### Input
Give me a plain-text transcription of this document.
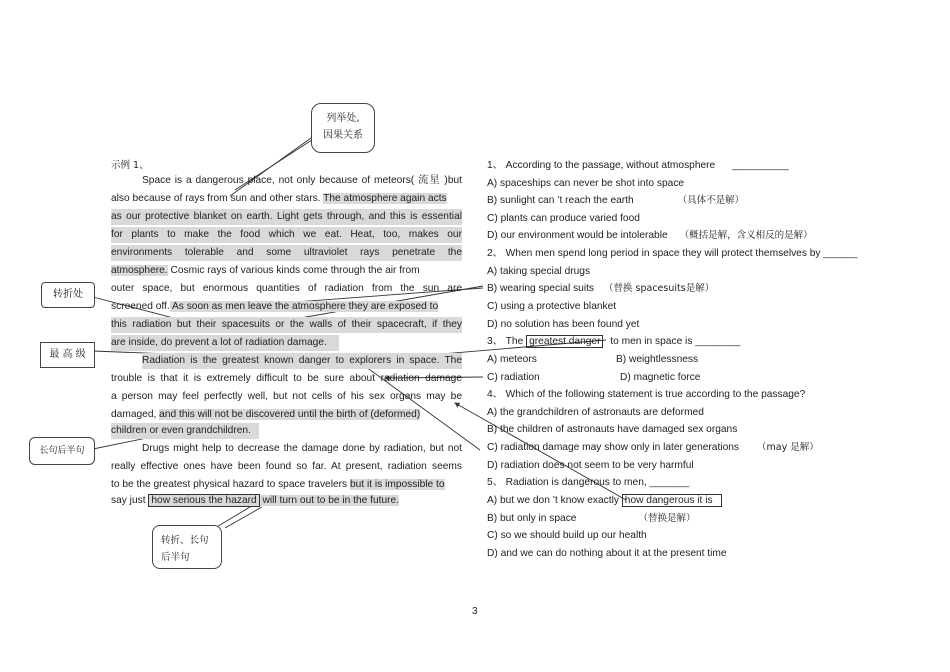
列举处,
因果关系
转折处
最 高 级
长句后半句
转折、长句
后半句
示例 1、
Space is a dangerous place, not only because of meteors( 流星 )but
also because of rays from sun and other stars. The atmosphere again acts
as our protective blanket on earth. Light gets through, and this is essential
for plants to make the food which we eat. Heat, too, makes our
environments tolerable and some ultraviolet rays penetrate the
atmosphere. Cosmic rays of various kinds come through the air from
outer space, but enormous quantities of radiation from the sun are
screened off. As soon as men leave the atmosphere they are exposed to
this radiation but their spacesuits or the walls of their spacecraft, if they
are inside, do prevent a lot of radiation damage.
Radiation is the greatest known danger to explorers in space. The
trouble is that it is extremely difficult to be sure about radiation damage
a person may feel perfectly well, but not cells of his sex organs may be
damaged, and this will not be discovered until the birth of (deformed)
children or even grandchildren.
Drugs might help to decrease the damage done by radiation, but not
really effective ones have been found so far. At present, radiation seems
to be the greatest physical hazard to space travelers but it is impossible to
say just how serious the hazard will turn out to be in the future.
1、 According to the passage, without atmosphere __________
A) spaceships can never be shot into space
B) sunlight can ’t reach the earth	（具体不是解）
C) plants can produce varied food
D) our environment would be intolerable （概括是解，含义相反的是解）
2、 When men spend long period in space they will protect themselves by ______
A) taking special drugs
B) wearing special suits （替换 spacesuits是解）
C) using a protective blanket
D) no solution has been found yet
3、 The greatest danger to men in space is ________
A) meteors	B) weightlessness
C) radiation	D) magnetic force
4、 Which of the following statement is true according to the passage?
A) the grandchildren of astronauts are deformed
B) the children of astronauts have damaged sex organs
C) radiation damage may show only in later generations （may 是解）
D) radiation does not seem to be very harmful
5、 Radiation is dangerous to men, _______
A) but we don ’t know exactly how dangerous it is
B) but only in space	（替换是解）
C) so we should build up our health
D) and we can do nothing about it at the present time
3
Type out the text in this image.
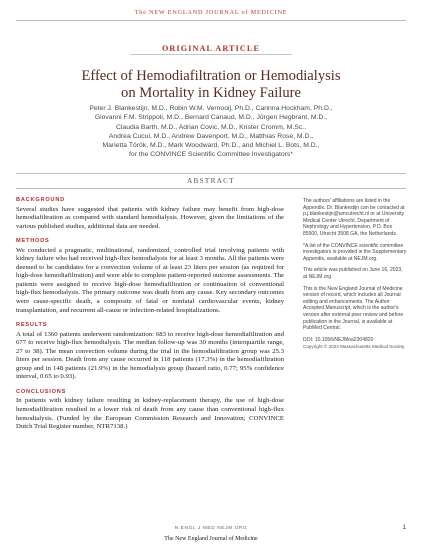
The NEW ENGLAND JOURNAL of MEDICINE
ORIGINAL ARTICLE
Effect of Hemodiafiltration or Hemodialysis
on Mortality in Kidney Failure
Peter J. Blankestijn, M.D., Robin W.M. Vernooij, Ph.D., Carinna Hockham, Ph.D.,
Giovanni F.M. Strippoli, M.D., Bernard Canaud, M.D., Jörgen Hegbrant, M.D.,
Claudia Barth, M.D., Adrian Covic, M.D., Krister Cromm, M.Sc.,
Andrea Cucui, M.D., Andrew Davenport, M.D., Matthias Rose, M.D.,
Marietta Török, M.D., Mark Woodward, Ph.D., and Michiel L. Bots, M.D.,
for the CONVINCE Scientific Committee Investigators*
ABSTRACT
BACKGROUND

Several studies have suggested that patients with kidney failure may benefit from high-dose hemodiafiltration as compared with standard hemodialysis. However, given the limitations of the various published studies, additional data are needed.

METHODS

We conducted a pragmatic, multinational, randomized, controlled trial involving patients with kidney failure who had received high-flux hemodialysis for at least 3 months. All the patients were deemed to be candidates for a convection volume of at least 23 liters per session (as required for high-dose hemodiafiltration) and were able to complete patient-reported outcome assessments. The patients were assigned to receive high-dose hemodiafiltration or continuation of conventional high-flux hemodialysis. The primary outcome was death from any cause. Key secondary outcomes were cause-specific death, a composite of fatal or nonfatal cardiovascular events, kidney transplantation, and recurrent all-cause or infection-related hospitalizations.

RESULTS

A total of 1360 patients underwent randomization: 683 to receive high-dose hemodiafiltration and 677 to receive high-flux hemodialysis. The median follow-up was 30 months (interquartile range, 27 to 38). The mean convection volume during the trial in the hemodiafiltration group was 25.3 liters per session. Death from any cause occurred in 118 patients (17.3%) in the hemodiafiltration group and in 148 patients (21.9%) in the hemodialysis group (hazard ratio, 0.77; 95% confidence interval, 0.65 to 0.93).

CONCLUSIONS

In patients with kidney failure resulting in kidney-replacement therapy, the use of high-dose hemodiafiltration resulted in a lower risk of death from any cause than conventional high-flux hemodialysis. (Funded by the European Commission Research and Innovation; CONVINCE Dutch Trial Register number, NTR7138.)

The authors' affiliations are listed in the Appendix. Dr. Blankestijn can be contacted at p.j.blankestijn@umcutrecht.nl or at University Medical Center Utrecht, Department of Nephrology and Hypertension, P.O. Box 85500, Utrecht 3508 GA, the Netherlands.

*A list of the CONVINCE scientific committee investigators is provided in the Supplementary Appendix, available at NEJM.org.

This article was published on June 16, 2023, at NEJM.org.

This is the New England Journal of Medicine version of record, which includes all Journal editing and enhancements. The Author Accepted Manuscript, which is the author's version after external peer review and before publication in the Journal, is available at PubMed Central.

DOI: 10.1056/NEJMoa2304820

Copyright © 2023 Massachusetts Medical Society.

N ENGL J MED NEJM.ORG	1
The New England Journal of Medicine
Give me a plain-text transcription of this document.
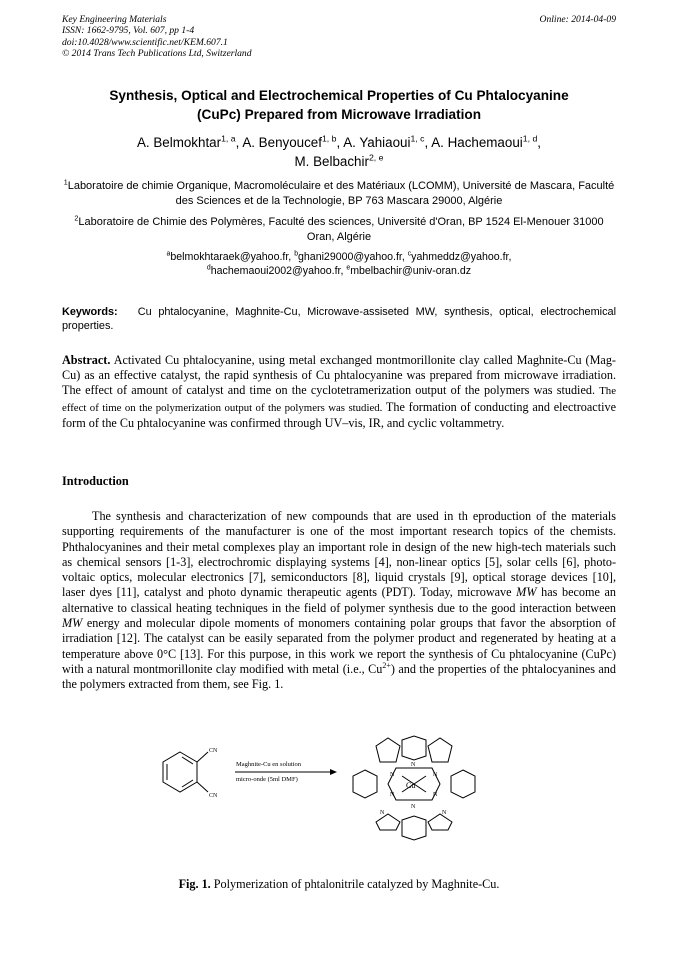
Key Engineering Materials
ISSN: 1662-9795, Vol. 607, pp 1-4
doi:10.4028/www.scientific.net/KEM.607.1
© 2014 Trans Tech Publications Ltd, Switzerland
Online: 2014-04-09
Synthesis, Optical and Electrochemical Properties of Cu Phtalocyanine
(CuPc) Prepared from Microwave Irradiation
A. Belmokhtar$^{1, a}$, A. Benyoucef$^{1, b}$, A. Yahiaoui$^{1, c}$, A. Hachemaoui$^{1, d}$,
M. Belbachir$^{2, e}$
$^1$Laboratoire de chimie Organique, Macromoléculaire et des Matériaux (LCOMM), Université de Mascara, Faculté des Sciences et de la Technologie, BP 763 Mascara 29000, Algérie
$^2$Laboratoire de Chimie des Polymères, Faculté des sciences, Université d'Oran, BP 1524 El-Menouer 31000 Oran, Algérie
$^a$belmokhtaraek@yahoo.fr, $^b$ghani29000@yahoo.fr, $^c$yahmeddz@yahoo.fr,
$^d$hachemaoui2002@yahoo.fr, $^e$mbelbachir@univ-oran.dz
Keywords: Cu phtalocyanine, Maghnite-Cu, Microwave-assiseted MW, synthesis, optical, electrochemical properties.
Abstract. Activated Cu phtalocyanine, using metal exchanged montmorillonite clay called Maghnite-Cu (Mag-Cu) as an effective catalyst, the rapid synthesis of Cu phtalocyanine was prepared from microwave irradiation. The effect of amount of catalyst and time on the cyclotetramerization output of the polymers was studied. The effect of time on the polymerization output of the polymers was studied. The formation of conducting and electroactive form of the Cu phtalocyanine was confirmed through UV–vis, IR, and cyclic voltammetry.
Introduction
The synthesis and characterization of new compounds that are used in th eproduction of the materials supporting requirements of the manufacturer is one of the most important research topics of the chemists. Phthalocyanines and their metal complexes play an important role in design of the new high-tech materials such as chemical sensors [1-3], electrochromic displaying systems [4], non-linear optics [5], solar cells [6], photo-voltaic optics, molecular electronics [7], semiconductors [8], liquid crystals [9], optical storage devices [10], laser dyes [11], catalyst and photo dynamic therapeutic agents (PDT). Today, microwave MW has become an alternative to classical heating techniques in the field of polymer synthesis due to the good interaction between MW energy and molecular dipole moments of monomers containing polar groups that favor the absorption of irradiation [12]. The catalyst can be easily separated from the polymer product and regenerated by heating at a temperature above 0°C [13]. For this purpose, in this work we report the synthesis of Cu phtalocyanine (CuPc) with a natural montmorillonite clay modified with metal (i.e., $Cu^{2+}$) and the properties of the phtalocyanines and the polymers extracted from them, see Fig. 1.
CN
CN
Maghnite-Cu en solution
micro-onde (5ml DMF)
Cu
N
N
N	N
N	N
N	N
Fig. 1. Polymerization of phtalonitrile catalyzed by Maghnite-Cu.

### Task statement
Please repeat every record above exactly, leaving the pictures out.

### Exercise answer
Give me a plain-text transcription of this document.
列举处,
因果关系
转折处
最 高 级
长句后半句
转折、长句
后半句
示例 1、
Space is a dangerous place, not only because of meteors( 流星 )but
also because of rays from sun and other stars. The atmosphere again acts
as our protective blanket on earth. Light gets through, and this is essential
for plants to make the food which we eat. Heat, too, makes our
environments tolerable and some ultraviolet rays penetrate the
atmosphere. Cosmic rays of various kinds come through the air from
outer space, but enormous quantities of radiation from the sun are
screened off. As soon as men leave the atmosphere they are exposed to
this radiation but their spacesuits or the walls of their spacecraft, if they
are inside, do prevent a lot of radiation damage.
Radiation is the greatest known danger to explorers in space. The
trouble is that it is extremely difficult to be sure about radiation damage
a person may feel perfectly well, but not cells of his sex organs may be
damaged, and this will not be discovered until the birth of (deformed)
children or even grandchildren.
Drugs might help to decrease the damage done by radiation, but not
really effective ones have been found so far. At present, radiation seems
to be the greatest physical hazard to space travelers but it is impossible to
say just how serious the hazard will turn out to be in the future.
1、 According to the passage, without atmosphere __________
A) spaceships can never be shot into space
B) sunlight can ’t reach the earth	（具体不是解）
C) plants can produce varied food
D) our environment would be intolerable （概括是解，含义相反的是解）
2、 When men spend long period in space they will protect themselves by ______
A) taking special drugs
B) wearing special suits （替换 spacesuits是解）
C) using a protective blanket
D) no solution has been found yet
3、 The greatest danger to men in space is ________
A) meteors	B) weightlessness
C) radiation	D) magnetic force
4、 Which of the following statement is true according to the passage?
A) the grandchildren of astronauts are deformed
B) the children of astronauts have damaged sex organs
C) radiation damage may show only in later generations （may 是解）
D) radiation does not seem to be very harmful
5、 Radiation is dangerous to men, _______
A) but we don ’t know exactly how dangerous it is
B) but only in space	（替换是解）
C) so we should build up our health
D) and we can do nothing about it at the present time
3
Type out the text in this image.
The NEW ENGLAND JOURNAL of MEDICINE
ORIGINAL ARTICLE
Effect of Hemodiafiltration or Hemodialysis
on Mortality in Kidney Failure
Peter J. Blankestijn, M.D., Robin W.M. Vernooij, Ph.D., Carinna Hockham, Ph.D.,
Giovanni F.M. Strippoli, M.D., Bernard Canaud, M.D., Jörgen Hegbrant, M.D.,
Claudia Barth, M.D., Adrian Covic, M.D., Krister Cromm, M.Sc.,
Andrea Cucui, M.D., Andrew Davenport, M.D., Matthias Rose, M.D.,
Marietta Török, M.D., Mark Woodward, Ph.D., and Michiel L. Bots, M.D.,
for the CONVINCE Scientific Committee Investigators*
ABSTRACT
BACKGROUND

Several studies have suggested that patients with kidney failure may benefit from high-dose hemodiafiltration as compared with standard hemodialysis. However, given the limitations of the various published studies, additional data are needed.

METHODS

We conducted a pragmatic, multinational, randomized, controlled trial involving patients with kidney failure who had received high-flux hemodialysis for at least 3 months. All the patients were deemed to be candidates for a convection volume of at least 23 liters per session (as required for high-dose hemodiafiltration) and were able to complete patient-reported outcome assessments. The patients were assigned to receive high-dose hemodiafiltration or continuation of conventional high-flux hemodialysis. The primary outcome was death from any cause. Key secondary outcomes were cause-specific death, a composite of fatal or nonfatal cardiovascular events, kidney transplantation, and recurrent all-cause or infection-related hospitalizations.

RESULTS

A total of 1360 patients underwent randomization: 683 to receive high-dose hemodiafiltration and 677 to receive high-flux hemodialysis. The median follow-up was 30 months (interquartile range, 27 to 38). The mean convection volume during the trial in the hemodiafiltration group was 25.3 liters per session. Death from any cause occurred in 118 patients (17.3%) in the hemodiafiltration group and in 148 patients (21.9%) in the hemodialysis group (hazard ratio, 0.77; 95% confidence interval, 0.65 to 0.93).

CONCLUSIONS

In patients with kidney failure resulting in kidney-replacement therapy, the use of high-dose hemodiafiltration resulted in a lower risk of death from any cause than conventional high-flux hemodialysis. (Funded by the European Commission Research and Innovation; CONVINCE Dutch Trial Register number, NTR7138.)

The authors' affiliations are listed in the Appendix. Dr. Blankestijn can be contacted at p.j.blankestijn@umcutrecht.nl or at University Medical Center Utrecht, Department of Nephrology and Hypertension, P.O. Box 85500, Utrecht 3508 GA, the Netherlands.

*A list of the CONVINCE scientific committee investigators is provided in the Supplementary Appendix, available at NEJM.org.

This article was published on June 16, 2023, at NEJM.org.

This is the New England Journal of Medicine version of record, which includes all Journal editing and enhancements. The Author Accepted Manuscript, which is the author's version after external peer review and before publication in the Journal, is available at PubMed Central.

DOI: 10.1056/NEJMoa2304820

Copyright © 2023 Massachusetts Medical Society.

N ENGL J MED NEJM.ORG	1
The New England Journal of Medicine
Give me a plain-text transcription of this document.
Key Engineering Materials
ISSN: 1662-9795, Vol. 607, pp 1-4
doi:10.4028/www.scientific.net/KEM.607.1
© 2014 Trans Tech Publications Ltd, Switzerland
Online: 2014-04-09
Synthesis, Optical and Electrochemical Properties of Cu Phtalocyanine
(CuPc) Prepared from Microwave Irradiation
A. Belmokhtar$^{1, a}$, A. Benyoucef$^{1, b}$, A. Yahiaoui$^{1, c}$, A. Hachemaoui$^{1, d}$,
M. Belbachir$^{2, e}$
$^1$Laboratoire de chimie Organique, Macromoléculaire et des Matériaux (LCOMM), Université de Mascara, Faculté des Sciences et de la Technologie, BP 763 Mascara 29000, Algérie
$^2$Laboratoire de Chimie des Polymères, Faculté des sciences, Université d'Oran, BP 1524 El-Menouer 31000 Oran, Algérie
$^a$belmokhtaraek@yahoo.fr, $^b$ghani29000@yahoo.fr, $^c$yahmeddz@yahoo.fr,
$^d$hachemaoui2002@yahoo.fr, $^e$mbelbachir@univ-oran.dz
Keywords: Cu phtalocyanine, Maghnite-Cu, Microwave-assiseted MW, synthesis, optical, electrochemical properties.
Abstract. Activated Cu phtalocyanine, using metal exchanged montmorillonite clay called Maghnite-Cu (Mag-Cu) as an effective catalyst, the rapid synthesis of Cu phtalocyanine was prepared from microwave irradiation. The effect of amount of catalyst and time on the cyclotetramerization output of the polymers was studied. The effect of time on the polymerization output of the polymers was studied. The formation of conducting and electroactive form of the Cu phtalocyanine was confirmed through UV–vis, IR, and cyclic voltammetry.
Introduction
The synthesis and characterization of new compounds that are used in th eproduction of the materials supporting requirements of the manufacturer is one of the most important research topics of the chemists. Phthalocyanines and their metal complexes play an important role in design of the new high-tech materials such as chemical sensors [1-3], electrochromic displaying systems [4], non-linear optics [5], solar cells [6], photo-voltaic optics, molecular electronics [7], semiconductors [8], liquid crystals [9], optical storage devices [10], laser dyes [11], catalyst and photo dynamic therapeutic agents (PDT). Today, microwave MW has become an alternative to classical heating techniques in the field of polymer synthesis due to the good interaction between MW energy and molecular dipole moments of monomers containing polar groups that favor the absorption of irradiation [12]. The catalyst can be easily separated from the polymer product and regenerated by heating at a temperature above 0°C [13]. For this purpose, in this work we report the synthesis of Cu phtalocyanine (CuPc) with a natural montmorillonite clay modified with metal (i.e., $Cu^{2+}$) and the properties of the phtalocyanines and the polymers extracted from them, see Fig. 1.
CN
CN
Maghnite-Cu en solution
micro-onde (5ml DMF)
Cu
N
N
N	N
N	N
N	N
Fig. 1. Polymerization of phtalonitrile catalyzed by Maghnite-Cu.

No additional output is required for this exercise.